— Dataset records —

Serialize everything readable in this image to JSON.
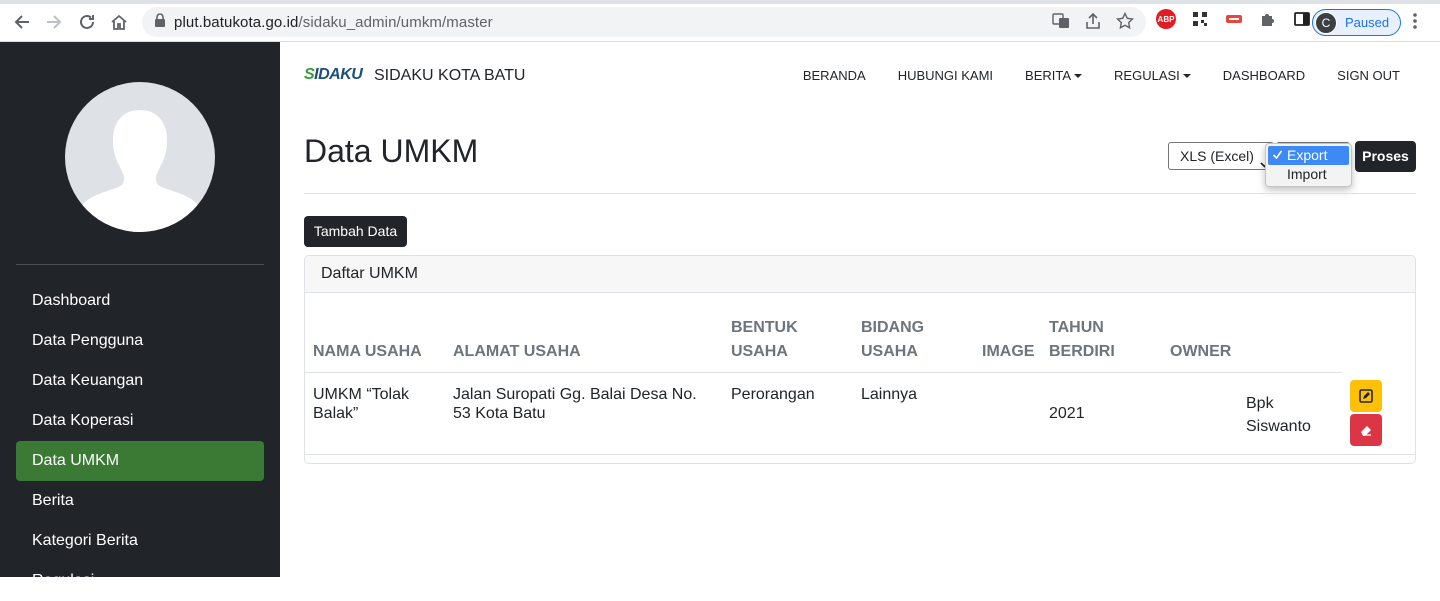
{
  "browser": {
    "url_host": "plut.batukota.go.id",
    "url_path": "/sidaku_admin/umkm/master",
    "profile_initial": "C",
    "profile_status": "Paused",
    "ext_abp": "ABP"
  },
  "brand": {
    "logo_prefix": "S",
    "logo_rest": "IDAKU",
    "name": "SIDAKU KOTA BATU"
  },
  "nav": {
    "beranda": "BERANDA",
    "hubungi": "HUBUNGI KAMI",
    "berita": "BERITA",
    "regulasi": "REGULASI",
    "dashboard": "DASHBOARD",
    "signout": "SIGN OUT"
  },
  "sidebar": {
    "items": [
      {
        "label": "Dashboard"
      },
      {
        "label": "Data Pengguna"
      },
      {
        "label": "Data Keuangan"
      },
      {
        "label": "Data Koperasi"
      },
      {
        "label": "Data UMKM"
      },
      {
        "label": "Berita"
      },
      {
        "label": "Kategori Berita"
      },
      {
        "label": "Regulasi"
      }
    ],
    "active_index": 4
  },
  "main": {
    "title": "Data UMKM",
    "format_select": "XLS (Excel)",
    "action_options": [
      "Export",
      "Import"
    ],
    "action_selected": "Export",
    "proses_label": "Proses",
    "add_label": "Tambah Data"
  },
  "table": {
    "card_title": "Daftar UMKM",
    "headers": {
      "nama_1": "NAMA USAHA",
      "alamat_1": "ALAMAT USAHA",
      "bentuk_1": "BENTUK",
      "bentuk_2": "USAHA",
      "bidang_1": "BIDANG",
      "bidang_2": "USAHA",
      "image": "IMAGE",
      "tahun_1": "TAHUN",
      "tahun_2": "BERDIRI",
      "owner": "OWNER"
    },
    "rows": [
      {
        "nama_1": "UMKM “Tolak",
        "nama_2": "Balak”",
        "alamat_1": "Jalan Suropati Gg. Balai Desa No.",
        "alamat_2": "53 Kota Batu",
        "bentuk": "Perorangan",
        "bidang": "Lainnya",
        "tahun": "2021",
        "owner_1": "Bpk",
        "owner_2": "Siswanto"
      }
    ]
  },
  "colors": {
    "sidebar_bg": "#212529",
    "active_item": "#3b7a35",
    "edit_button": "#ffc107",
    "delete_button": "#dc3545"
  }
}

— Objective —
Write out the data precisely as given, excluding the pictures.

— Result —
Serialize everything readable in this image to JSON.
{
  "browser": {
    "url_host": "plut.batukota.go.id",
    "url_path": "/sidaku_admin/umkm/master",
    "profile_initial": "C",
    "profile_status": "Paused",
    "ext_abp": "ABP"
  },
  "brand": {
    "logo_prefix": "S",
    "logo_rest": "IDAKU",
    "name": "SIDAKU KOTA BATU"
  },
  "nav": {
    "beranda": "BERANDA",
    "hubungi": "HUBUNGI KAMI",
    "berita": "BERITA",
    "regulasi": "REGULASI",
    "dashboard": "DASHBOARD",
    "signout": "SIGN OUT"
  },
  "sidebar": {
    "items": [
      {
        "label": "Dashboard"
      },
      {
        "label": "Data Pengguna"
      },
      {
        "label": "Data Keuangan"
      },
      {
        "label": "Data Koperasi"
      },
      {
        "label": "Data UMKM"
      },
      {
        "label": "Berita"
      },
      {
        "label": "Kategori Berita"
      },
      {
        "label": "Regulasi"
      }
    ],
    "active_index": 4
  },
  "main": {
    "title": "Data UMKM",
    "format_select": "XLS (Excel)",
    "action_options": [
      "Export",
      "Import"
    ],
    "action_selected": "Export",
    "proses_label": "Proses",
    "add_label": "Tambah Data"
  },
  "table": {
    "card_title": "Daftar UMKM",
    "headers": {
      "nama_1": "NAMA USAHA",
      "alamat_1": "ALAMAT USAHA",
      "bentuk_1": "BENTUK",
      "bentuk_2": "USAHA",
      "bidang_1": "BIDANG",
      "bidang_2": "USAHA",
      "image": "IMAGE",
      "tahun_1": "TAHUN",
      "tahun_2": "BERDIRI",
      "owner": "OWNER"
    },
    "rows": [
      {
        "nama_1": "UMKM “Tolak",
        "nama_2": "Balak”",
        "alamat_1": "Jalan Suropati Gg. Balai Desa No.",
        "alamat_2": "53 Kota Batu",
        "bentuk": "Perorangan",
        "bidang": "Lainnya",
        "tahun": "2021",
        "owner_1": "Bpk",
        "owner_2": "Siswanto"
      }
    ]
  },
  "colors": {
    "sidebar_bg": "#212529",
    "active_item": "#3b7a35",
    "edit_button": "#ffc107",
    "delete_button": "#dc3545"
  }
}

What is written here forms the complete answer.